- _TASK BRIEF_: Each line containing the word "JSON" must be reported.

- _RECORD EXTRACTS_:

···

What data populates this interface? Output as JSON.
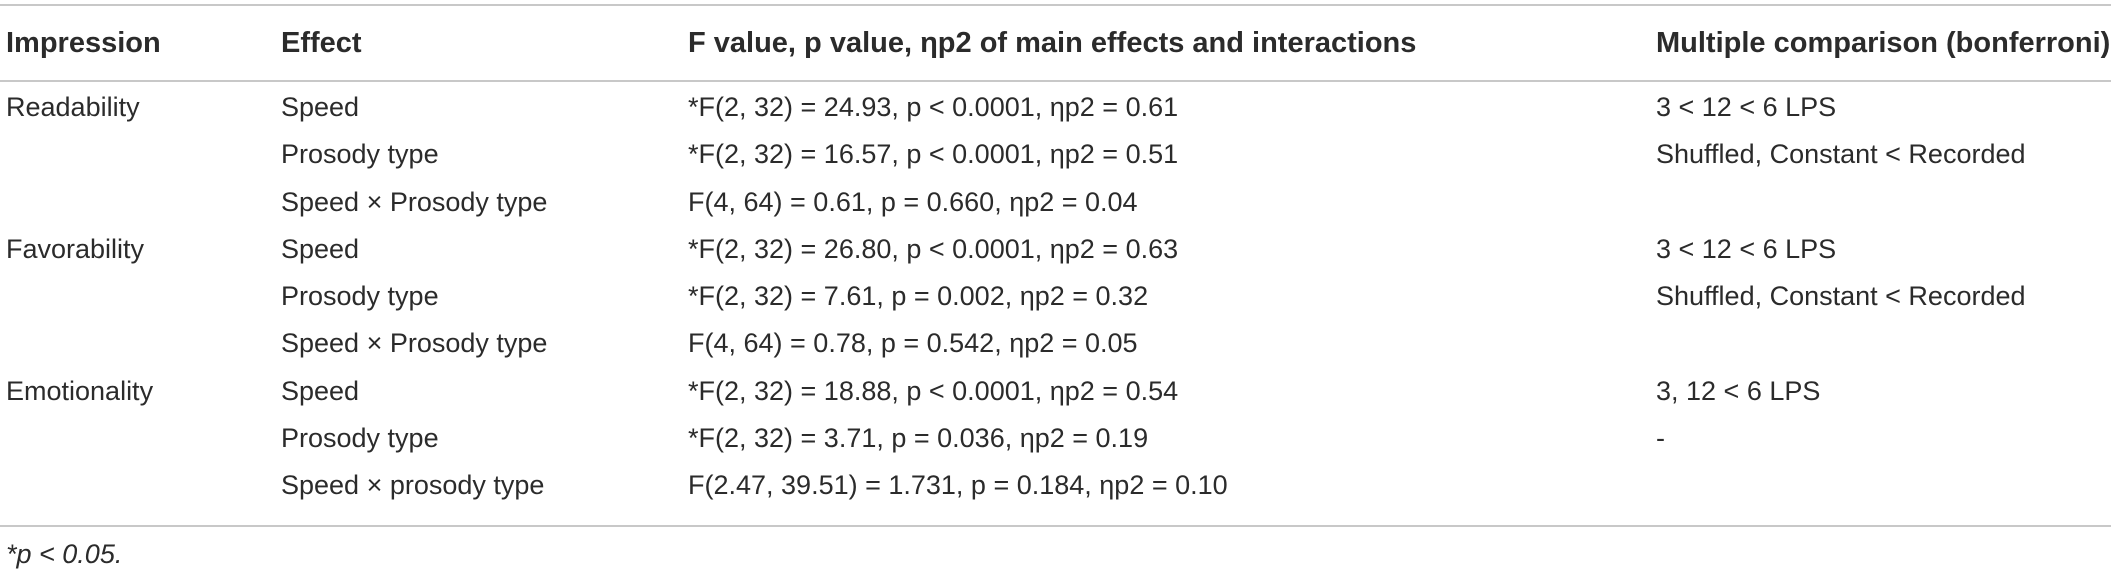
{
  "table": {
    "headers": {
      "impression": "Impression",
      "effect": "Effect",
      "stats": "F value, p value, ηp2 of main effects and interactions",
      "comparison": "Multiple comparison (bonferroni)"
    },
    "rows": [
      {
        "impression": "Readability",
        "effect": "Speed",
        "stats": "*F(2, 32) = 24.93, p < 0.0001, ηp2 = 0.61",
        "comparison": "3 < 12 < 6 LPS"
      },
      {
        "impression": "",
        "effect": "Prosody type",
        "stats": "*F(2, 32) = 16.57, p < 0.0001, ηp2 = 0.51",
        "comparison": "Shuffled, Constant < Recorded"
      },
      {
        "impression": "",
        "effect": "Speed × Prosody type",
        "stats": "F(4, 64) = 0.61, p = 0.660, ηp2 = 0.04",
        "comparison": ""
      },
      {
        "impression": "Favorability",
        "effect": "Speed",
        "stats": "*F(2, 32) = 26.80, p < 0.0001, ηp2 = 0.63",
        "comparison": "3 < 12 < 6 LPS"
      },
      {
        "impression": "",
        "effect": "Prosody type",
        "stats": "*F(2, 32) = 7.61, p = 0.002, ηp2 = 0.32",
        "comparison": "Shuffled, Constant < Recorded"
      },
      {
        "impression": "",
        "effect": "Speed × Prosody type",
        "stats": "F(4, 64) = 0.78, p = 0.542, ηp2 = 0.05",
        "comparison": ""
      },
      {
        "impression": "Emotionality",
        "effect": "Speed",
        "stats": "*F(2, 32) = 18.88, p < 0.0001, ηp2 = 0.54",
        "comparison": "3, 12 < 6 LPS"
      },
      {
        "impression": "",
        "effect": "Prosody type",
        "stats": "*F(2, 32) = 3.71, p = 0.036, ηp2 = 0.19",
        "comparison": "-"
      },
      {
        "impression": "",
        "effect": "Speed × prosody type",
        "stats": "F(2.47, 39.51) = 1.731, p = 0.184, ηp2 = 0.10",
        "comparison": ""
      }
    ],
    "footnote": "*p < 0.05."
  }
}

···

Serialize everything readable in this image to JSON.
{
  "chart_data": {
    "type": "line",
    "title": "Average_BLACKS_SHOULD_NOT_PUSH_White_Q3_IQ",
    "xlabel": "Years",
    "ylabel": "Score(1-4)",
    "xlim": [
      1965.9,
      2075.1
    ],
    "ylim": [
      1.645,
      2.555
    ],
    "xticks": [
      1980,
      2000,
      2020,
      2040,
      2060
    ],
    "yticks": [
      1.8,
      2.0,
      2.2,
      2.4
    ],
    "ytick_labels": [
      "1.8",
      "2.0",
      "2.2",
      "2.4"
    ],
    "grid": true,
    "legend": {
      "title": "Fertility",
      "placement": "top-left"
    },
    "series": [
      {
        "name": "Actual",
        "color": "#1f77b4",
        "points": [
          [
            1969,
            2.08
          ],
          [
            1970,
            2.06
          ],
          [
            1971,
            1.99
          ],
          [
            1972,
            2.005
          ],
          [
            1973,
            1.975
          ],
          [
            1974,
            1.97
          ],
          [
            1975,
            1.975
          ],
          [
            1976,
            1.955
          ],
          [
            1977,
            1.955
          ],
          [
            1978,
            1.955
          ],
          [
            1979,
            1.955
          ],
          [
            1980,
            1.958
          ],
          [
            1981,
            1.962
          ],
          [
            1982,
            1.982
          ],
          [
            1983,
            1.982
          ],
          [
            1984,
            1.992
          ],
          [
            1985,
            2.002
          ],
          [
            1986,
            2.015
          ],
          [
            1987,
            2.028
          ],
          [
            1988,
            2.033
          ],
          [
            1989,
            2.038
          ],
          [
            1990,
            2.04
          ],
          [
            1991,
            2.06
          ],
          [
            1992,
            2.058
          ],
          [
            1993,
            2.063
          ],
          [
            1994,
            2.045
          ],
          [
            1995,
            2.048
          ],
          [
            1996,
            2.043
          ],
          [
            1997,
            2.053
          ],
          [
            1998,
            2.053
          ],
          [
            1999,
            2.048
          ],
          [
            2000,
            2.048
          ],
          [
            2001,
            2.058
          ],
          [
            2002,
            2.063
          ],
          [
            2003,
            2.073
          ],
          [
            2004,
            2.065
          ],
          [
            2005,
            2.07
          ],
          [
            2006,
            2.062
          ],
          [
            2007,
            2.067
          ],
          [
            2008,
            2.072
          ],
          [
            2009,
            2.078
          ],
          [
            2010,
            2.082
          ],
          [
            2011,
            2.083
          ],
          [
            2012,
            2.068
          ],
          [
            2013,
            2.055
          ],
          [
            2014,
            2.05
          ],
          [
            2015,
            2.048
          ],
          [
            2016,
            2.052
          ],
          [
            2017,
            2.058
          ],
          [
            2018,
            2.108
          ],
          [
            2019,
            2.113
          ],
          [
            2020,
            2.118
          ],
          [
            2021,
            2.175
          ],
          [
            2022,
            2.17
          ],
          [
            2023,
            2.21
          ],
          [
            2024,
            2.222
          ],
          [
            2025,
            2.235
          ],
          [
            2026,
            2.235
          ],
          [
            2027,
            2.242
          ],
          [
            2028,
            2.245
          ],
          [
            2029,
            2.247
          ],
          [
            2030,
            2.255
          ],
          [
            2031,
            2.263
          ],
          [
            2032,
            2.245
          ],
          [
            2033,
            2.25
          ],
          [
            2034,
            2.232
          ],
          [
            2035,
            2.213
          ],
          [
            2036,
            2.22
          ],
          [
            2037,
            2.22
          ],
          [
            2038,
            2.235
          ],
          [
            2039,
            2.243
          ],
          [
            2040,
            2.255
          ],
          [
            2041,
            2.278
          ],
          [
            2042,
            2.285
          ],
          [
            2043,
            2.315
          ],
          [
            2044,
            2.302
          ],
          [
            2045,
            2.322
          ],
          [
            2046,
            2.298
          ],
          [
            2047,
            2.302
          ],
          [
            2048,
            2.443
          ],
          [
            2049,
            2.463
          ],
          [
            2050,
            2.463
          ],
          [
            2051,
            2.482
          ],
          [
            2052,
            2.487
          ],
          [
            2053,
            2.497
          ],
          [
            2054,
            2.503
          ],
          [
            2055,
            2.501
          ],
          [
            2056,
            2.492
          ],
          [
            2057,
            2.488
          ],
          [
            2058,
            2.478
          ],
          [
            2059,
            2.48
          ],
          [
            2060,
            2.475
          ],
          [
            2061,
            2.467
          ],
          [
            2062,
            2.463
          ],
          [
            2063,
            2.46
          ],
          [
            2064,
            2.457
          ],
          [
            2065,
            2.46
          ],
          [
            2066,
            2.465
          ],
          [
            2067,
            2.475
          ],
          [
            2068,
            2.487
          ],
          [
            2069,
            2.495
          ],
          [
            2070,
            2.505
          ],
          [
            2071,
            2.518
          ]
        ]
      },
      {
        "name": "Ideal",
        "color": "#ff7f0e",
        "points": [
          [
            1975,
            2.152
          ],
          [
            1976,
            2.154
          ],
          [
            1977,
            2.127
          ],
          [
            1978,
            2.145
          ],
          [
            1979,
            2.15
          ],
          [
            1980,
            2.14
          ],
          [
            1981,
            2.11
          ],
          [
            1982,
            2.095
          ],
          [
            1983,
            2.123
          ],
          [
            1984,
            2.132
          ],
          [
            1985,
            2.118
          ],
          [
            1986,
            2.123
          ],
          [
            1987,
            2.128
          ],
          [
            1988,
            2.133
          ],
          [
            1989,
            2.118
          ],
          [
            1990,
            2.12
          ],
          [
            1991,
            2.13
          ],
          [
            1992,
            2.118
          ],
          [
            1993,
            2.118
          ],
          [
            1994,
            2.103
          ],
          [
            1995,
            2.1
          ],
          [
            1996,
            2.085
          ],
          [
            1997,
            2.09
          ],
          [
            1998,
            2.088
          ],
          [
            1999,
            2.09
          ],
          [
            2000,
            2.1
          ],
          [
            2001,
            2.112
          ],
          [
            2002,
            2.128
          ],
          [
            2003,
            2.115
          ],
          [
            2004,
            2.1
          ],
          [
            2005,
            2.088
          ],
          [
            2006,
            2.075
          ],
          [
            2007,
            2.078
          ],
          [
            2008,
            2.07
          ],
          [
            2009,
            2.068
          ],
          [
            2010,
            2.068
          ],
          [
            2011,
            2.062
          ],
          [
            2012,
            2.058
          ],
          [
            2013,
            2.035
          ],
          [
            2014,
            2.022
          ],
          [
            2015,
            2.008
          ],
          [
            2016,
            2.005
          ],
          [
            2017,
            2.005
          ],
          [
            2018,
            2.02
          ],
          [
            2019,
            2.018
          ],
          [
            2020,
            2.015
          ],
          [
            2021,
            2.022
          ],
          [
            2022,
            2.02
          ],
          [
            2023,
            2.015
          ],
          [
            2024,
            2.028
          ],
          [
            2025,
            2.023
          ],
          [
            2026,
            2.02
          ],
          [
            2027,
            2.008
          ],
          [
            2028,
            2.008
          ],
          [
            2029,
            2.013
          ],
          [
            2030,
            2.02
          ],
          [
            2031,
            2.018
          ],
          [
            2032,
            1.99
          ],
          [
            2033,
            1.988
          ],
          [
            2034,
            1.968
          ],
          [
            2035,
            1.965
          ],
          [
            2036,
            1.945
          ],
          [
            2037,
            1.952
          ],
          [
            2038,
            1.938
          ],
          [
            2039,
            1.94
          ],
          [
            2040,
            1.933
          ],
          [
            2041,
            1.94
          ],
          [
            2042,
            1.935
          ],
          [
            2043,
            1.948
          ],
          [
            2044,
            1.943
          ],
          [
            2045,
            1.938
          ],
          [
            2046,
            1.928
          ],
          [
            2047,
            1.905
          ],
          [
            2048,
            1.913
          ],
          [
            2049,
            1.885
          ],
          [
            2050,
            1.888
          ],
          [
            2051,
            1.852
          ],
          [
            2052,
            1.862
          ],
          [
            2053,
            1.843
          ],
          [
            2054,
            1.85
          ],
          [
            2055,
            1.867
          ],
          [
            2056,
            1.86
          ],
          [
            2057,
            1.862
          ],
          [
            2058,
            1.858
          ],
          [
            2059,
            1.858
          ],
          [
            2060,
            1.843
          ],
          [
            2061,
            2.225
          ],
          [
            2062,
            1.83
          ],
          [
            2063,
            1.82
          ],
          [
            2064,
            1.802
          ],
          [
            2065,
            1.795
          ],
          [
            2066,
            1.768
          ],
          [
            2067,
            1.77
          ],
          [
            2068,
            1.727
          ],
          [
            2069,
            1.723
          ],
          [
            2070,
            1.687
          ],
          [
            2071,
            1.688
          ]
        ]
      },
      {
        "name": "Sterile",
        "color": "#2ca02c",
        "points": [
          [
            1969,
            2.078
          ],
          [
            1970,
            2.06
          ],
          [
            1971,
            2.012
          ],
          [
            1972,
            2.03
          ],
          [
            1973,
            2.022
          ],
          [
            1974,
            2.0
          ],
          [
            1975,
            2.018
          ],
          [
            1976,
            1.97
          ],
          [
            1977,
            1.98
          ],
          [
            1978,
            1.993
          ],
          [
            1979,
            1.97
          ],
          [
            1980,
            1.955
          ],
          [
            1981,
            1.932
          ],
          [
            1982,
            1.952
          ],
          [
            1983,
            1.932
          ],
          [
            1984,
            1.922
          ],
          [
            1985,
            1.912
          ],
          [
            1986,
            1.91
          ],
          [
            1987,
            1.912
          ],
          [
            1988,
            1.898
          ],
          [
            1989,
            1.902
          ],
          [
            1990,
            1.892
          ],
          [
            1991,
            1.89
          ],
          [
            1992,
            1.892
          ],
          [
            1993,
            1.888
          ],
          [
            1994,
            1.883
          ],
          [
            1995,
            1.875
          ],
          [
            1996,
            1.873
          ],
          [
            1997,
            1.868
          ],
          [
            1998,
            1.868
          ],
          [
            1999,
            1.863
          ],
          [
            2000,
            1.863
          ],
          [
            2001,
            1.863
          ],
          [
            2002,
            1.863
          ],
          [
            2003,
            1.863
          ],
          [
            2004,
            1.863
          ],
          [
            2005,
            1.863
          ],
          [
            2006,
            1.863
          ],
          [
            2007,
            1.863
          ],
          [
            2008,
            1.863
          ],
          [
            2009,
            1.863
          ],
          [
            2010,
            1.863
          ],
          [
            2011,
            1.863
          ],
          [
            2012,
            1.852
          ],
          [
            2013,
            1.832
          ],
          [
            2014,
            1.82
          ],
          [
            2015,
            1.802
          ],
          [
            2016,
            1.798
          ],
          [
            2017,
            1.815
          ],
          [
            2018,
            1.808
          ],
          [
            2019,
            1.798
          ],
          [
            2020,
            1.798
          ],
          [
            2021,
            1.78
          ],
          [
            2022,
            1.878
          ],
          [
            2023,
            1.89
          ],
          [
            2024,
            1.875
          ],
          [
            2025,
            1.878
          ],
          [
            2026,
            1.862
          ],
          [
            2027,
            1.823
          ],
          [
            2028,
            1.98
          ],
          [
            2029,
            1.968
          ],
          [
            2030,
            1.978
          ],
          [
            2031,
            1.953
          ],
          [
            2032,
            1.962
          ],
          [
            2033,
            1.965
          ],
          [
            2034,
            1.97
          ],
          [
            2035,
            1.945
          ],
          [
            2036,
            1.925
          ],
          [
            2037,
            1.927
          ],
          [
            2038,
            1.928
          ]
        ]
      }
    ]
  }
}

···

- _WRITTEN SOLUTION_:
What data populates this interface? Output as JSON.
Serialize everything readable in this image to JSON.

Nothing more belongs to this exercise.